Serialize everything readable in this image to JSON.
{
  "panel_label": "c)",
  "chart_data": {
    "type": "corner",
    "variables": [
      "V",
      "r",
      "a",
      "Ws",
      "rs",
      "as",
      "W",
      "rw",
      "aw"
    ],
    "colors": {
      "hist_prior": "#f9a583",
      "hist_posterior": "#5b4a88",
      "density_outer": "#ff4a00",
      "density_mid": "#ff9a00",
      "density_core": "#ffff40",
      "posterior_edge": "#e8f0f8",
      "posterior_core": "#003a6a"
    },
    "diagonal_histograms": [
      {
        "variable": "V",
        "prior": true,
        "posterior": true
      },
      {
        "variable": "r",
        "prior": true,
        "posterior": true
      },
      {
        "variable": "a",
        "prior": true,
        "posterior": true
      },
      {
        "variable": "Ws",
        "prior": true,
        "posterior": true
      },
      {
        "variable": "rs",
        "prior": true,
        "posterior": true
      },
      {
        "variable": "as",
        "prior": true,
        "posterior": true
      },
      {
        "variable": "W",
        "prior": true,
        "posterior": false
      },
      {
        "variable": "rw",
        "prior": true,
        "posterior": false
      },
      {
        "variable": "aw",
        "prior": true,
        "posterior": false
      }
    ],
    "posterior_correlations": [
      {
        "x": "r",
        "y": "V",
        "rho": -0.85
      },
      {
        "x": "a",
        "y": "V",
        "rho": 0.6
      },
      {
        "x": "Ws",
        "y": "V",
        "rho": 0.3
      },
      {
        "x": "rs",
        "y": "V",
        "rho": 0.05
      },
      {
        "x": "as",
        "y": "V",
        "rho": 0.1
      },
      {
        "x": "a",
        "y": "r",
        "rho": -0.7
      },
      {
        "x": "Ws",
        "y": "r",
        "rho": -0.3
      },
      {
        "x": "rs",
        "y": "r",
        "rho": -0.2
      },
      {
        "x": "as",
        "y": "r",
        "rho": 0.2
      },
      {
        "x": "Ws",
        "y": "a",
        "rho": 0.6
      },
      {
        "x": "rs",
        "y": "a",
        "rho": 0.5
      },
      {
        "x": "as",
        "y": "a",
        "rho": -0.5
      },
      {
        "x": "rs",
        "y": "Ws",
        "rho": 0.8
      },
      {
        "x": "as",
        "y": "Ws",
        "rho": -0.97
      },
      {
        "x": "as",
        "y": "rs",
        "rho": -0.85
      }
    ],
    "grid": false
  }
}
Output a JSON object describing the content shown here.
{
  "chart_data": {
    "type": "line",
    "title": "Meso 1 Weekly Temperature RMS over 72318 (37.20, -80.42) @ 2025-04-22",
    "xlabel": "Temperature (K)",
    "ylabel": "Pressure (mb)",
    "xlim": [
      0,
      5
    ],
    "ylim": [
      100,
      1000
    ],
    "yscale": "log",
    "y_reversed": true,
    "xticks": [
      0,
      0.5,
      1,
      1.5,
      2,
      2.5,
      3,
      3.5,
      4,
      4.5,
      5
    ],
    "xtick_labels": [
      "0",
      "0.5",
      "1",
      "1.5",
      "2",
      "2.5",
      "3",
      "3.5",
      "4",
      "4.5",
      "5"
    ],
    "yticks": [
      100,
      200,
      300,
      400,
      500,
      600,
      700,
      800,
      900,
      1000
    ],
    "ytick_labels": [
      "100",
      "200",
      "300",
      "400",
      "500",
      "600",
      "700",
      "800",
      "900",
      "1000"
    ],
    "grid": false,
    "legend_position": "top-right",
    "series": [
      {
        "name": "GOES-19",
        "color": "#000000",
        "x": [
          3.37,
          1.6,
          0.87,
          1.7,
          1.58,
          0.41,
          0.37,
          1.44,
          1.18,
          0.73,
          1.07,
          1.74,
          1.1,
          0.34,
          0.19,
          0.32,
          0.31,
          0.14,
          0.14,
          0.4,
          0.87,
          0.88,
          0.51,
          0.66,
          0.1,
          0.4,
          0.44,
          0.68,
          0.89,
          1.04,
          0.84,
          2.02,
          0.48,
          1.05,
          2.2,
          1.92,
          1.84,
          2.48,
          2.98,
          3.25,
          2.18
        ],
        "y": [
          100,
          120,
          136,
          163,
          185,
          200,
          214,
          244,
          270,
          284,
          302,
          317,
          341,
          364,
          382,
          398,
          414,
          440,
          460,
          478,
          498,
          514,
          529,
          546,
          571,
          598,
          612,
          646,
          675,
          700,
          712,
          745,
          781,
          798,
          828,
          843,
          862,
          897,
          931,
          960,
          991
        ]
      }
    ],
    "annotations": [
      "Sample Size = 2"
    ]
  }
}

^^^^^^^^

Quote the entire listing above exactly.

Serialize everything readable in this image to JSON.
{
  "panel_label": "c)",
  "chart_data": {
    "type": "corner",
    "variables": [
      "V",
      "r",
      "a",
      "Ws",
      "rs",
      "as",
      "W",
      "rw",
      "aw"
    ],
    "colors": {
      "hist_prior": "#f9a583",
      "hist_posterior": "#5b4a88",
      "density_outer": "#ff4a00",
      "density_mid": "#ff9a00",
      "density_core": "#ffff40",
      "posterior_edge": "#e8f0f8",
      "posterior_core": "#003a6a"
    },
    "diagonal_histograms": [
      {
        "variable": "V",
        "prior": true,
        "posterior": true
      },
      {
        "variable": "r",
        "prior": true,
        "posterior": true
      },
      {
        "variable": "a",
        "prior": true,
        "posterior": true
      },
      {
        "variable": "Ws",
        "prior": true,
        "posterior": true
      },
      {
        "variable": "rs",
        "prior": true,
        "posterior": true
      },
      {
        "variable": "as",
        "prior": true,
        "posterior": true
      },
      {
        "variable": "W",
        "prior": true,
        "posterior": false
      },
      {
        "variable": "rw",
        "prior": true,
        "posterior": false
      },
      {
        "variable": "aw",
        "prior": true,
        "posterior": false
      }
    ],
    "posterior_correlations": [
      {
        "x": "r",
        "y": "V",
        "rho": -0.85
      },
      {
        "x": "a",
        "y": "V",
        "rho": 0.6
      },
      {
        "x": "Ws",
        "y": "V",
        "rho": 0.3
      },
      {
        "x": "rs",
        "y": "V",
        "rho": 0.05
      },
      {
        "x": "as",
        "y": "V",
        "rho": 0.1
      },
      {
        "x": "a",
        "y": "r",
        "rho": -0.7
      },
      {
        "x": "Ws",
        "y": "r",
        "rho": -0.3
      },
      {
        "x": "rs",
        "y": "r",
        "rho": -0.2
      },
      {
        "x": "as",
        "y": "r",
        "rho": 0.2
      },
      {
        "x": "Ws",
        "y": "a",
        "rho": 0.6
      },
      {
        "x": "rs",
        "y": "a",
        "rho": 0.5
      },
      {
        "x": "as",
        "y": "a",
        "rho": -0.5
      },
      {
        "x": "rs",
        "y": "Ws",
        "rho": 0.8
      },
      {
        "x": "as",
        "y": "Ws",
        "rho": -0.97
      },
      {
        "x": "as",
        "y": "rs",
        "rho": -0.85
      }
    ],
    "grid": false
  }
}
Output a JSON object describing the content shown here.
{
  "chart_data": {
    "type": "line",
    "title": "Meso 1 Weekly Temperature RMS over 72318 (37.20, -80.42) @ 2025-04-22",
    "xlabel": "Temperature (K)",
    "ylabel": "Pressure (mb)",
    "xlim": [
      0,
      5
    ],
    "ylim": [
      100,
      1000
    ],
    "yscale": "log",
    "y_reversed": true,
    "xticks": [
      0,
      0.5,
      1,
      1.5,
      2,
      2.5,
      3,
      3.5,
      4,
      4.5,
      5
    ],
    "xtick_labels": [
      "0",
      "0.5",
      "1",
      "1.5",
      "2",
      "2.5",
      "3",
      "3.5",
      "4",
      "4.5",
      "5"
    ],
    "yticks": [
      100,
      200,
      300,
      400,
      500,
      600,
      700,
      800,
      900,
      1000
    ],
    "ytick_labels": [
      "100",
      "200",
      "300",
      "400",
      "500",
      "600",
      "700",
      "800",
      "900",
      "1000"
    ],
    "grid": false,
    "legend_position": "top-right",
    "series": [
      {
        "name": "GOES-19",
        "color": "#000000",
        "x": [
          3.37,
          1.6,
          0.87,
          1.7,
          1.58,
          0.41,
          0.37,
          1.44,
          1.18,
          0.73,
          1.07,
          1.74,
          1.1,
          0.34,
          0.19,
          0.32,
          0.31,
          0.14,
          0.14,
          0.4,
          0.87,
          0.88,
          0.51,
          0.66,
          0.1,
          0.4,
          0.44,
          0.68,
          0.89,
          1.04,
          0.84,
          2.02,
          0.48,
          1.05,
          2.2,
          1.92,
          1.84,
          2.48,
          2.98,
          3.25,
          2.18
        ],
        "y": [
          100,
          120,
          136,
          163,
          185,
          200,
          214,
          244,
          270,
          284,
          302,
          317,
          341,
          364,
          382,
          398,
          414,
          440,
          460,
          478,
          498,
          514,
          529,
          546,
          571,
          598,
          612,
          646,
          675,
          700,
          712,
          745,
          781,
          798,
          828,
          843,
          862,
          897,
          931,
          960,
          991
        ]
      }
    ],
    "annotations": [
      "Sample Size = 2"
    ]
  }
}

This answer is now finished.